═════ Record excerpts

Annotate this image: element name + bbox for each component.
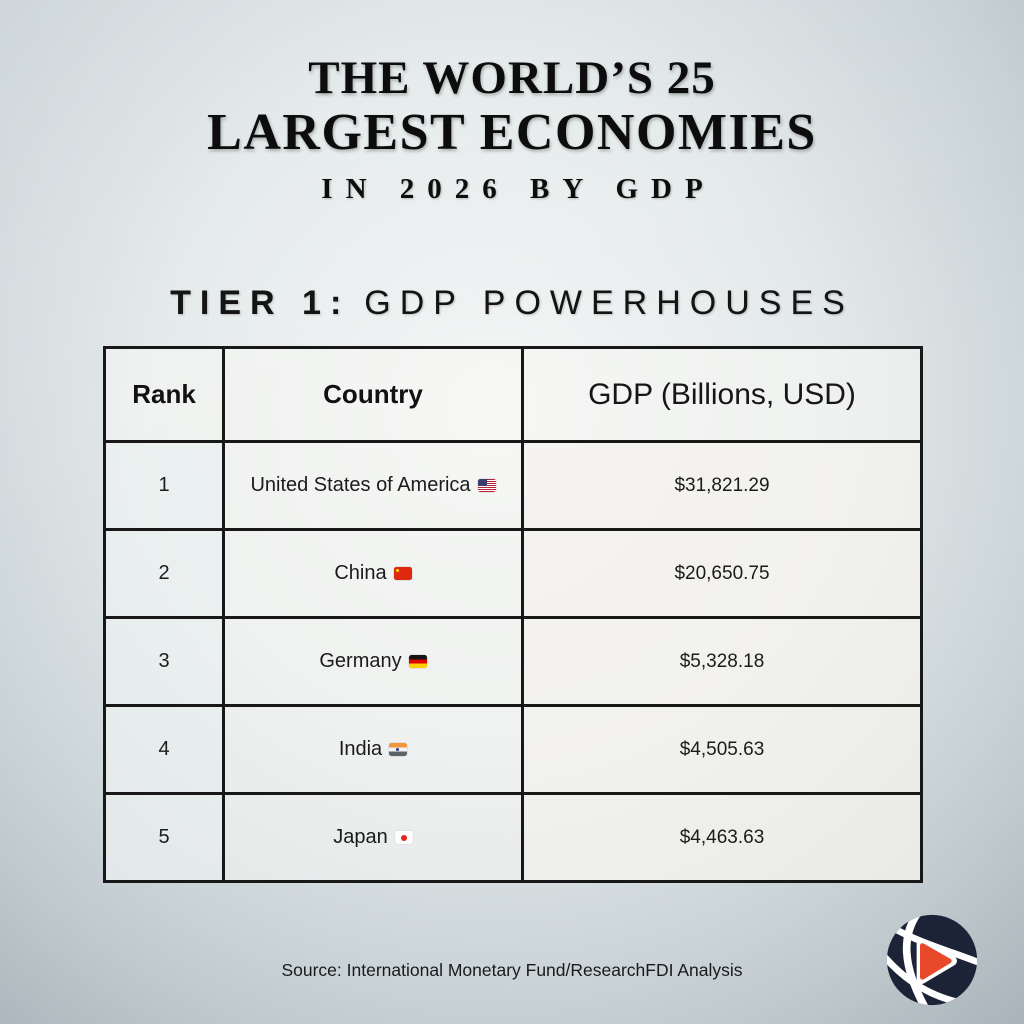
column-header-rank: Rank [103,346,225,443]
de-flag-icon [408,655,427,668]
table-row: 1 United States of America $31,821.29 [103,440,923,531]
table-row: 2 China $20,650.75 [103,528,923,619]
country-name: Germany [319,650,402,672]
country-cell: India [222,704,524,795]
country-name: Japan [333,826,388,848]
table-row: 5 Japan $4,463.63 [103,792,923,883]
infographic-title: THE WORLD’S 25 LARGEST ECONOMIES IN 2026… [0,52,1024,206]
country-cell: China [222,528,524,619]
country-name: China [334,562,387,584]
source-attribution: Source: International Monetary Fund/Rese… [281,960,743,980]
country-name: United States of America [250,474,471,496]
table-row: 3 Germany $5,328.18 [103,616,923,707]
column-header-gdp: GDP (Billions, USD) [521,346,923,443]
gdp-value: $4,505.63 [521,704,923,795]
column-header-country: Country [222,346,524,443]
tier-title: GDP POWERHOUSES [364,284,854,322]
country-name: India [338,738,383,760]
us-flag-icon [477,479,496,492]
gdp-value: $4,463.63 [521,792,923,883]
tier-label: TIER 1: [170,284,351,322]
rank-value: 3 [103,616,225,707]
table-row: 4 India $4,505.63 [103,704,923,795]
rank-value: 5 [103,792,225,883]
gdp-ranking-table: Rank Country GDP (Billions, USD) 1 Unite… [103,346,923,883]
table-header-row: Rank Country GDP (Billions, USD) [103,346,923,443]
rank-value: 1 [103,440,225,531]
country-cell: United States of America [222,440,524,531]
logo-play-triangle [920,943,952,980]
rank-value: 2 [103,528,225,619]
tier-heading: TIER 1: GDP POWERHOUSES [0,284,1024,323]
gdp-value: $20,650.75 [521,528,923,619]
title-line-1: THE WORLD’S 25 [308,52,716,104]
jp-flag-icon [394,831,413,844]
gdp-value: $31,821.29 [521,440,923,531]
title-line-2: LARGEST ECONOMIES [207,103,817,161]
researchfdi-globe-logo [886,914,978,1006]
country-cell: Japan [222,792,524,883]
country-cell: Germany [222,616,524,707]
in-flag-icon [389,743,408,756]
gdp-value: $5,328.18 [521,616,923,707]
title-line-3: IN 2026 BY GDP [321,172,716,205]
cn-flag-icon [393,567,412,580]
rank-value: 4 [103,704,225,795]
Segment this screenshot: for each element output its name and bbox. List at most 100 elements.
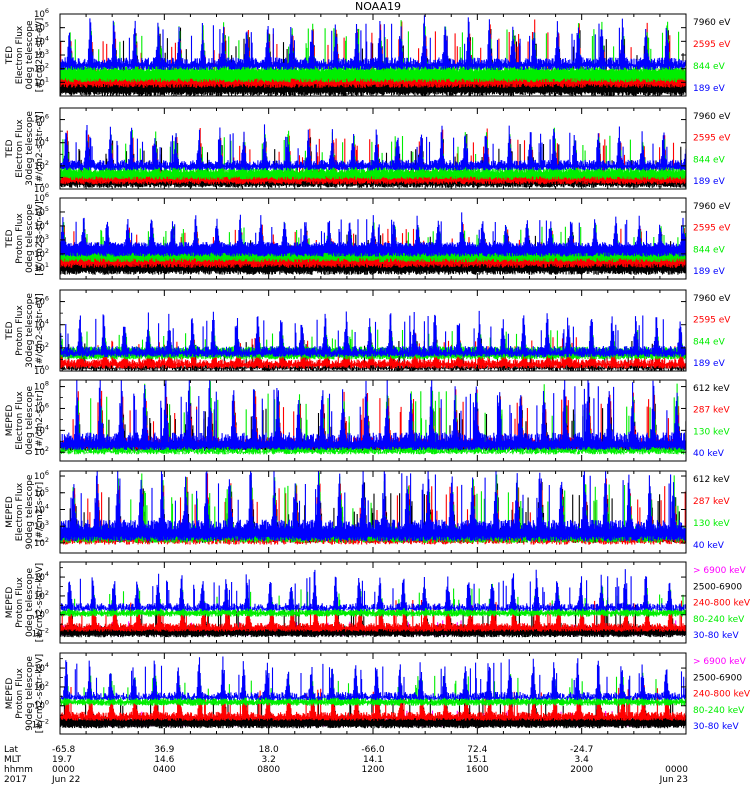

══════════

Convert the entries, starting with the line that contains "column-header-rank: Rank [103,346,225,443]" and continuing through the line that contains "rank-value: 5 [103,792,225,883]", into a Markdown table with two columns: Row, holding a sequential row number, and Entry Line, holding the line itself. Omit blank lines.

| Row | Entry Line |
|---|---|
| 1 | column-header-rank: Rank [103,346,225,443] |
| 2 | de-flag-icon [408,655,427,668] |
| 3 | table-row: 1 United States of America $31,821.29 [103,440,923,531] |
| 4 | table-row: 2 China $20,650.75 [103,528,923,619] |
| 5 | country-name: Germany [319,650,402,672] |
| 6 | country-cell: India [222,704,524,795] |
| 7 | country-name: Japan [333,826,388,848] |
| 8 | table-row: 5 Japan $4,463.63 [103,792,923,883] |
| 9 | infographic-title: THE WORLD’S 25 LARGEST ECONOMIES IN 2026… [0,52,1024,206] |
| 10 | country-cell: China [222,528,524,619] |
| 11 | country-name: China [334,562,387,584] |
| 12 | source-attribution: Source: International Monetary Fund/Rese… [281,960,743,980] |
| 13 | country-name: United States of America [250,474,471,496] |
| 14 | table-row: 3 Germany $5,328.18 [103,616,923,707] |
| 15 | column-header-gdp: GDP (Billions, USD) [521,346,923,443] |
| 16 | gdp-value: $4,505.63 [521,704,923,795] |
| 17 | column-header-country: Country [222,346,524,443] |
| 18 | tier-title: GDP POWERHOUSES [364,284,854,322] |
| 19 | country-name: India [338,738,383,760] |
| 20 | us-flag-icon [477,479,496,492] |
| 21 | gdp-value: $4,463.63 [521,792,923,883] |
| 22 | tier-label: TIER 1: [170,284,351,322] |
| 23 | rank-value: 3 [103,616,225,707] |
| 24 | table-row: 4 India $4,505.63 [103,704,923,795] |
| 25 | rank-value: 5 [103,792,225,883] |